++++ DATASET EXTRACT ++++

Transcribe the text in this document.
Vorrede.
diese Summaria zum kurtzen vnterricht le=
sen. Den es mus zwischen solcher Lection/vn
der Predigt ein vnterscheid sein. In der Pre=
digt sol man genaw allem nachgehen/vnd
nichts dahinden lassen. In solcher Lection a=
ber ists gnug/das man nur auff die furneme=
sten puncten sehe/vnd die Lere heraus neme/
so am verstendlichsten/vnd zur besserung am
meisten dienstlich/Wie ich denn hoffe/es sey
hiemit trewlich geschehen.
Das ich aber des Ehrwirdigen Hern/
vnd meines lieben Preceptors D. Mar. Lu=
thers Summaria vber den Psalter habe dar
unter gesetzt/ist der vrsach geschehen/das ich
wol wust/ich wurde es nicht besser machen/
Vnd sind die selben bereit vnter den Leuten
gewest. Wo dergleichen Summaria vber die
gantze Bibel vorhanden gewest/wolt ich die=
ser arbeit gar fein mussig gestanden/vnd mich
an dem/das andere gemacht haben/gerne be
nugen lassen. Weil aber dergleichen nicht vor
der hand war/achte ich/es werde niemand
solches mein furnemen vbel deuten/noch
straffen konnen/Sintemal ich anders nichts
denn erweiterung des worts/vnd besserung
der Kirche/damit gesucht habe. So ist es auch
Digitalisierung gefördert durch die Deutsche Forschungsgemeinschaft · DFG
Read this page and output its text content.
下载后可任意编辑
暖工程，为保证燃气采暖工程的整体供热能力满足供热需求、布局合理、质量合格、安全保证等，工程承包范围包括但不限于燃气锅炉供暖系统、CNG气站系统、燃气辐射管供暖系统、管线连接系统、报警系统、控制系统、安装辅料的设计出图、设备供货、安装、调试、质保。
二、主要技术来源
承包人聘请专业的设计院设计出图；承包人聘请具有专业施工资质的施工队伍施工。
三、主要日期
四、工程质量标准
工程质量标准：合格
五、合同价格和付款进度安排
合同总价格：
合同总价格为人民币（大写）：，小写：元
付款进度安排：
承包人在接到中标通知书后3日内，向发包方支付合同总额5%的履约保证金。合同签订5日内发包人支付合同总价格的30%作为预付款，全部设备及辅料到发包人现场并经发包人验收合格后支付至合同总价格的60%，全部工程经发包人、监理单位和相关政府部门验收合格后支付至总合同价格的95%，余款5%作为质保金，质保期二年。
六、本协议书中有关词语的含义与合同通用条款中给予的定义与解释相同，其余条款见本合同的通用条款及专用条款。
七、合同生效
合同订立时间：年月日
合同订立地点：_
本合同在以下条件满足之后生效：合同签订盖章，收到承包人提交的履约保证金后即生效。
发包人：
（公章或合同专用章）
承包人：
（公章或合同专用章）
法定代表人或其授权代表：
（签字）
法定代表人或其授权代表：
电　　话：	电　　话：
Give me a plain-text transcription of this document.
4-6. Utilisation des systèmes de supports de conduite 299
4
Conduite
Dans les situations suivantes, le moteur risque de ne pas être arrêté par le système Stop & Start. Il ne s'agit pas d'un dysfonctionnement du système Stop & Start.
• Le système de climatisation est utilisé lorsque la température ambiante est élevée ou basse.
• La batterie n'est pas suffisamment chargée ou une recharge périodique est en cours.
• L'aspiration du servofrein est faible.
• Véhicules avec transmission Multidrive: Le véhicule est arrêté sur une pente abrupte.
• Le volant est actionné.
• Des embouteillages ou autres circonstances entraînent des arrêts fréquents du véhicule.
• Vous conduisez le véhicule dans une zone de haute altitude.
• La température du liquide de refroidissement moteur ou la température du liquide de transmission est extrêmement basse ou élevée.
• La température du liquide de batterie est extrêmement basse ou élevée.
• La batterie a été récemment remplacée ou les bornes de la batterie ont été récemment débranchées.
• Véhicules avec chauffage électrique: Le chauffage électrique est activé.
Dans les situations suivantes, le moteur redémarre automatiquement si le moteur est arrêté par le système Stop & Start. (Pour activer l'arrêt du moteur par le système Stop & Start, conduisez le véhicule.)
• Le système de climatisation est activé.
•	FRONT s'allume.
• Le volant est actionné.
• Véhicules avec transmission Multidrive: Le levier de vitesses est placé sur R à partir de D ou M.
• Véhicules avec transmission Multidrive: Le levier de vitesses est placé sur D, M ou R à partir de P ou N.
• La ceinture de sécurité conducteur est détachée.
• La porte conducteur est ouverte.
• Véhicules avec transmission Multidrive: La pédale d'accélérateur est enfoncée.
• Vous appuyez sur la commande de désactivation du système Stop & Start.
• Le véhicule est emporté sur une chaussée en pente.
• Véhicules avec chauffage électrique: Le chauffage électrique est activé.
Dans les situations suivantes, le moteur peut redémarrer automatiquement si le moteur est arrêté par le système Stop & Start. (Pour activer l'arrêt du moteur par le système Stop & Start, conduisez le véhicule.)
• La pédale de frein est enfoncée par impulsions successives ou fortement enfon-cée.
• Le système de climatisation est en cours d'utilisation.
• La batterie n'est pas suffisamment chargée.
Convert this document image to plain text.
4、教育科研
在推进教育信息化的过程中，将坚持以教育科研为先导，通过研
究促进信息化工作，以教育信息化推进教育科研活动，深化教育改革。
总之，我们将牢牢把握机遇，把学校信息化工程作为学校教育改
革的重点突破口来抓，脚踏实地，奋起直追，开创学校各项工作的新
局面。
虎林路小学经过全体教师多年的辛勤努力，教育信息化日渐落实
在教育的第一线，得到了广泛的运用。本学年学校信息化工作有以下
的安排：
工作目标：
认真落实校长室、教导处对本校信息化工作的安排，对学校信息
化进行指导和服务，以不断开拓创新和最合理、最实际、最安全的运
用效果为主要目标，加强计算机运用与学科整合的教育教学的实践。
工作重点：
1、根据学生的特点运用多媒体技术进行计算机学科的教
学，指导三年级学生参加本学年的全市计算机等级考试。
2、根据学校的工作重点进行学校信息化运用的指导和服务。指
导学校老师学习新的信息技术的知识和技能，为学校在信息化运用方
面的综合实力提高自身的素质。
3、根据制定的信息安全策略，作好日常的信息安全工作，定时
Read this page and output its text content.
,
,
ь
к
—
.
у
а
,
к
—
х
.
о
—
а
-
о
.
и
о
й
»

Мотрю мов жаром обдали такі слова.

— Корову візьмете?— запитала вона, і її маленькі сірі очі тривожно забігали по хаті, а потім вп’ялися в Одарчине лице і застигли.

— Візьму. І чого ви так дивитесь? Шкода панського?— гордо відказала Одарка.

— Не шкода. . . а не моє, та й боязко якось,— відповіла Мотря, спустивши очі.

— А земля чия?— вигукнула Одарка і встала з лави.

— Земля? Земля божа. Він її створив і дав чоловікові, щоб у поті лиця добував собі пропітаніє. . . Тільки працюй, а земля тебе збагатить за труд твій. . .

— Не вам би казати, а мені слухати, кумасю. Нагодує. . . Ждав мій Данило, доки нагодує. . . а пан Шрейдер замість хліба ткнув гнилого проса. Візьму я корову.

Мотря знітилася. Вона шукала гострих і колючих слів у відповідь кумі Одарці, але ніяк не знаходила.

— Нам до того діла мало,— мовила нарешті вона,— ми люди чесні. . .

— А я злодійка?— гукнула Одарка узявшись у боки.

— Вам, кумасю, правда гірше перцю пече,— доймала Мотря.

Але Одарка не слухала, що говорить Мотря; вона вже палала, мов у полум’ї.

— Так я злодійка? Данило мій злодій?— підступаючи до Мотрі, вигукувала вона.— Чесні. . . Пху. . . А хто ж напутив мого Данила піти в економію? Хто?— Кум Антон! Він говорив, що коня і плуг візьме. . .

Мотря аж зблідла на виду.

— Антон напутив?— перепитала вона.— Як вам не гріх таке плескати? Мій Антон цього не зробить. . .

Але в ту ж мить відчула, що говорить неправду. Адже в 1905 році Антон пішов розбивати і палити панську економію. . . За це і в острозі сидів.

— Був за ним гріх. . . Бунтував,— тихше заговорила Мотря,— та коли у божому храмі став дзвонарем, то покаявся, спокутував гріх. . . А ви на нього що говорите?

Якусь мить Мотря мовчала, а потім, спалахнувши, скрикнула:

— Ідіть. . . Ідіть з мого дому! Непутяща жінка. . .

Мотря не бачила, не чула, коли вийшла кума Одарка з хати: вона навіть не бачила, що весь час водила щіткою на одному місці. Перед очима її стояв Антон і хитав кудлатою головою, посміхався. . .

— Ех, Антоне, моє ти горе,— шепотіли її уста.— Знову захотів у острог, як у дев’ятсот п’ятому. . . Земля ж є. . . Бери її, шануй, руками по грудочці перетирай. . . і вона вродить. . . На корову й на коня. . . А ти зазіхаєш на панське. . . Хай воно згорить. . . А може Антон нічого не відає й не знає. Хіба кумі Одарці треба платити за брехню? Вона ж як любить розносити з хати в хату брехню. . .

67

++++

OBJECTIVE → Counting only lines of the data above that hold "climatisation", report the total and nothing else.

RESPONSE TO THE TASK → 3